---------- Stored rows ----------
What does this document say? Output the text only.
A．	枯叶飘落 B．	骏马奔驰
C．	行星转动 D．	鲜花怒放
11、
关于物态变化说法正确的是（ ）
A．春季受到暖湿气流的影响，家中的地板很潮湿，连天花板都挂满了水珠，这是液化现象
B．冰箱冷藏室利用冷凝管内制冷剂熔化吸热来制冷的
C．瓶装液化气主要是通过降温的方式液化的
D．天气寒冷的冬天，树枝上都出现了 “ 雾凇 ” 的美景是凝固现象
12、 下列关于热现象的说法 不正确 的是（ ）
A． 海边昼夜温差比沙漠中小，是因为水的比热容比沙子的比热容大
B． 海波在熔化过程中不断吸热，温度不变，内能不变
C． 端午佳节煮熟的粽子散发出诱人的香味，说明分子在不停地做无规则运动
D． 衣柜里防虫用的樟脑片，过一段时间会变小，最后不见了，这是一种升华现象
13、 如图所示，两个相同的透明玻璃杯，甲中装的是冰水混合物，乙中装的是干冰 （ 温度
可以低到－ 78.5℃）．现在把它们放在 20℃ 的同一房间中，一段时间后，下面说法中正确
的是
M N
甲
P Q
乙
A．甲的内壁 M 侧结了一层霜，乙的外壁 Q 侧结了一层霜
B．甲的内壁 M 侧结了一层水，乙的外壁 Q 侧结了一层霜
----------
Challenge:
State how many lines above contain the string "乙的外壁", with no other words.

Completed exercise:
2